The request:
Transcribe each line exactly.

Material supplied:
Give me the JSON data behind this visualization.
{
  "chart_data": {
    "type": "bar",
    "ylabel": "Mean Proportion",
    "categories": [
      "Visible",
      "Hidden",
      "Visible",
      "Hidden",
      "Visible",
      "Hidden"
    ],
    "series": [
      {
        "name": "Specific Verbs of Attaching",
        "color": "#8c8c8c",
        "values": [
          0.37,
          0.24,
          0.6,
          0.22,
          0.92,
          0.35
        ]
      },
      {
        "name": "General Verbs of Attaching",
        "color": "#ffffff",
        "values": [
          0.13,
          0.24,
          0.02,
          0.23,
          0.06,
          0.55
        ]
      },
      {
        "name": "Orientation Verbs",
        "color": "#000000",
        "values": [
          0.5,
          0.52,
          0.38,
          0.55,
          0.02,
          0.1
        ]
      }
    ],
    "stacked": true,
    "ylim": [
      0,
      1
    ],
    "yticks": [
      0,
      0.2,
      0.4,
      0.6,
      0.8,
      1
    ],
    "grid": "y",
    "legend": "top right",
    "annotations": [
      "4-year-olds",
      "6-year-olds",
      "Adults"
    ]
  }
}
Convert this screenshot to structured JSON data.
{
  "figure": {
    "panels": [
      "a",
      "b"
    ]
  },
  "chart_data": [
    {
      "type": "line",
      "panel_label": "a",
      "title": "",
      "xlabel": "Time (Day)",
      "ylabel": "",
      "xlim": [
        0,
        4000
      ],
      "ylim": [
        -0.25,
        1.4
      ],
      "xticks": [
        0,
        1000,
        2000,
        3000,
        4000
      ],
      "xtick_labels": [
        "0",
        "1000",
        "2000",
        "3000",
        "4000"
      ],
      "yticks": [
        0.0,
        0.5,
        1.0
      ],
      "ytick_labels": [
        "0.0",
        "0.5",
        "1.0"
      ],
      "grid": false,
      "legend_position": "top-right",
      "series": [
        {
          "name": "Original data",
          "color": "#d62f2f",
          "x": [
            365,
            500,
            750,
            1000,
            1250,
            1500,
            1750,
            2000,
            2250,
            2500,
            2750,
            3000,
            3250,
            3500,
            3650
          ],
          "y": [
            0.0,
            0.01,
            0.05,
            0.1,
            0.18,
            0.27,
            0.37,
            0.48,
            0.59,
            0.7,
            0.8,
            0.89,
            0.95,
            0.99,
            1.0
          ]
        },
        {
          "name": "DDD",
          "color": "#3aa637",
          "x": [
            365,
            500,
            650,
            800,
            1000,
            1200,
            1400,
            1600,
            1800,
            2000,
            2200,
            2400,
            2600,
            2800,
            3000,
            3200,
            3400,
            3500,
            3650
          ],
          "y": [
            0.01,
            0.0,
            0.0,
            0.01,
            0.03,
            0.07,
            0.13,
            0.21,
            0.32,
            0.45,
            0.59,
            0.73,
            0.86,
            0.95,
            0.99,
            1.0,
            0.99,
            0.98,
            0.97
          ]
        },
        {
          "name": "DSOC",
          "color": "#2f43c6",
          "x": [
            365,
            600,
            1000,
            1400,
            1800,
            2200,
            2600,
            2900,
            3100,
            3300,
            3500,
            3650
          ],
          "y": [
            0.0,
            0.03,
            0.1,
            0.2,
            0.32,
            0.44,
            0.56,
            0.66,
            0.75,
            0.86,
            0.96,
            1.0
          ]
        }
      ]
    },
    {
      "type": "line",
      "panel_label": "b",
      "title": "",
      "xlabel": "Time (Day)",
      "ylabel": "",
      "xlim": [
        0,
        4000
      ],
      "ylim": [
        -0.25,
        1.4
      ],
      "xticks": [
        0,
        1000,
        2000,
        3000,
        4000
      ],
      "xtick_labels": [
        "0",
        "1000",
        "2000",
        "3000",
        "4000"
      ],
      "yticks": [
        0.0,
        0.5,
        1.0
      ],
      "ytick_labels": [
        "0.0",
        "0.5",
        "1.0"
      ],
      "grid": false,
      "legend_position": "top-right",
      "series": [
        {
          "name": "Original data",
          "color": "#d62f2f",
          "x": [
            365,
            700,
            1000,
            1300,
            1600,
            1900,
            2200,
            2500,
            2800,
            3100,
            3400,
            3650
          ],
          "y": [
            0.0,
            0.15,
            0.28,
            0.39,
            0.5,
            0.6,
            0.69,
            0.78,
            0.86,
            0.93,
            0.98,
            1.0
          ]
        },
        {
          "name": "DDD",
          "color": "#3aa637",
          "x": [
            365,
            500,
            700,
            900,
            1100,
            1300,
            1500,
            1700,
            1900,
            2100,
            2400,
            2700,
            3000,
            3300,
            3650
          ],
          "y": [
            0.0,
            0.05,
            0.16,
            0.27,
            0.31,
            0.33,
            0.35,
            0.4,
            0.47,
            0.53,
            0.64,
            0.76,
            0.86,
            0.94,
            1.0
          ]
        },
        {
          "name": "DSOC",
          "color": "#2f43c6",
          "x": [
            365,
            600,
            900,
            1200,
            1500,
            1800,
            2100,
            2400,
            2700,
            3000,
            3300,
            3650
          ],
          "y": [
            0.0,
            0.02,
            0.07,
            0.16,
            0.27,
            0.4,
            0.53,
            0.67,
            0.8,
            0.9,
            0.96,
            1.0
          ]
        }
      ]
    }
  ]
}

Problem solution:
Give me the JSON data behind this visualization.
{
  "chart_data": {
    "type": "bar",
    "ylabel": "Mean Proportion",
    "categories": [
      "Visible",
      "Hidden",
      "Visible",
      "Hidden",
      "Visible",
      "Hidden"
    ],
    "series": [
      {
        "name": "Specific Verbs of Attaching",
        "color": "#8c8c8c",
        "values": [
          0.37,
          0.24,
          0.6,
          0.22,
          0.92,
          0.35
        ]
      },
      {
        "name": "General Verbs of Attaching",
        "color": "#ffffff",
        "values": [
          0.13,
          0.24,
          0.02,
          0.23,
          0.06,
          0.55
        ]
      },
      {
        "name": "Orientation Verbs",
        "color": "#000000",
        "values": [
          0.5,
          0.52,
          0.38,
          0.55,
          0.02,
          0.1
        ]
      }
    ],
    "stacked": true,
    "ylim": [
      0,
      1
    ],
    "yticks": [
      0,
      0.2,
      0.4,
      0.6,
      0.8,
      1
    ],
    "grid": "y",
    "legend": "top right",
    "annotations": [
      "4-year-olds",
      "6-year-olds",
      "Adults"
    ]
  }
}
Convert this screenshot to structured JSON data.
{
  "figure": {
    "panels": [
      "a",
      "b"
    ]
  },
  "chart_data": [
    {
      "type": "line",
      "panel_label": "a",
      "title": "",
      "xlabel": "Time (Day)",
      "ylabel": "",
      "xlim": [
        0,
        4000
      ],
      "ylim": [
        -0.25,
        1.4
      ],
      "xticks": [
        0,
        1000,
        2000,
        3000,
        4000
      ],
      "xtick_labels": [
        "0",
        "1000",
        "2000",
        "3000",
        "4000"
      ],
      "yticks": [
        0.0,
        0.5,
        1.0
      ],
      "ytick_labels": [
        "0.0",
        "0.5",
        "1.0"
      ],
      "grid": false,
      "legend_position": "top-right",
      "series": [
        {
          "name": "Original data",
          "color": "#d62f2f",
          "x": [
            365,
            500,
            750,
            1000,
            1250,
            1500,
            1750,
            2000,
            2250,
            2500,
            2750,
            3000,
            3250,
            3500,
            3650
          ],
          "y": [
            0.0,
            0.01,
            0.05,
            0.1,
            0.18,
            0.27,
            0.37,
            0.48,
            0.59,
            0.7,
            0.8,
            0.89,
            0.95,
            0.99,
            1.0
          ]
        },
        {
          "name": "DDD",
          "color": "#3aa637",
          "x": [
            365,
            500,
            650,
            800,
            1000,
            1200,
            1400,
            1600,
            1800,
            2000,
            2200,
            2400,
            2600,
            2800,
            3000,
            3200,
            3400,
            3500,
            3650
          ],
          "y": [
            0.01,
            0.0,
            0.0,
            0.01,
            0.03,
            0.07,
            0.13,
            0.21,
            0.32,
            0.45,
            0.59,
            0.73,
            0.86,
            0.95,
            0.99,
            1.0,
            0.99,
            0.98,
            0.97
          ]
        },
        {
          "name": "DSOC",
          "color": "#2f43c6",
          "x": [
            365,
            600,
            1000,
            1400,
            1800,
            2200,
            2600,
            2900,
            3100,
            3300,
            3500,
            3650
          ],
          "y": [
            0.0,
            0.03,
            0.1,
            0.2,
            0.32,
            0.44,
            0.56,
            0.66,
            0.75,
            0.86,
            0.96,
            1.0
          ]
        }
      ]
    },
    {
      "type": "line",
      "panel_label": "b",
      "title": "",
      "xlabel": "Time (Day)",
      "ylabel": "",
      "xlim": [
        0,
        4000
      ],
      "ylim": [
        -0.25,
        1.4
      ],
      "xticks": [
        0,
        1000,
        2000,
        3000,
        4000
      ],
      "xtick_labels": [
        "0",
        "1000",
        "2000",
        "3000",
        "4000"
      ],
      "yticks": [
        0.0,
        0.5,
        1.0
      ],
      "ytick_labels": [
        "0.0",
        "0.5",
        "1.0"
      ],
      "grid": false,
      "legend_position": "top-right",
      "series": [
        {
          "name": "Original data",
          "color": "#d62f2f",
          "x": [
            365,
            700,
            1000,
            1300,
            1600,
            1900,
            2200,
            2500,
            2800,
            3100,
            3400,
            3650
          ],
          "y": [
            0.0,
            0.15,
            0.28,
            0.39,
            0.5,
            0.6,
            0.69,
            0.78,
            0.86,
            0.93,
            0.98,
            1.0
          ]
        },
        {
          "name": "DDD",
          "color": "#3aa637",
          "x": [
            365,
            500,
            700,
            900,
            1100,
            1300,
            1500,
            1700,
            1900,
            2100,
            2400,
            2700,
            3000,
            3300,
            3650
          ],
          "y": [
            0.0,
            0.05,
            0.16,
            0.27,
            0.31,
            0.33,
            0.35,
            0.4,
            0.47,
            0.53,
            0.64,
            0.76,
            0.86,
            0.94,
            1.0
          ]
        },
        {
          "name": "DSOC",
          "color": "#2f43c6",
          "x": [
            365,
            600,
            900,
            1200,
            1500,
            1800,
            2100,
            2400,
            2700,
            3000,
            3300,
            3650
          ],
          "y": [
            0.0,
            0.02,
            0.07,
            0.16,
            0.27,
            0.4,
            0.53,
            0.67,
            0.8,
            0.9,
            0.96,
            1.0
          ]
        }
      ]
    }
  ]
}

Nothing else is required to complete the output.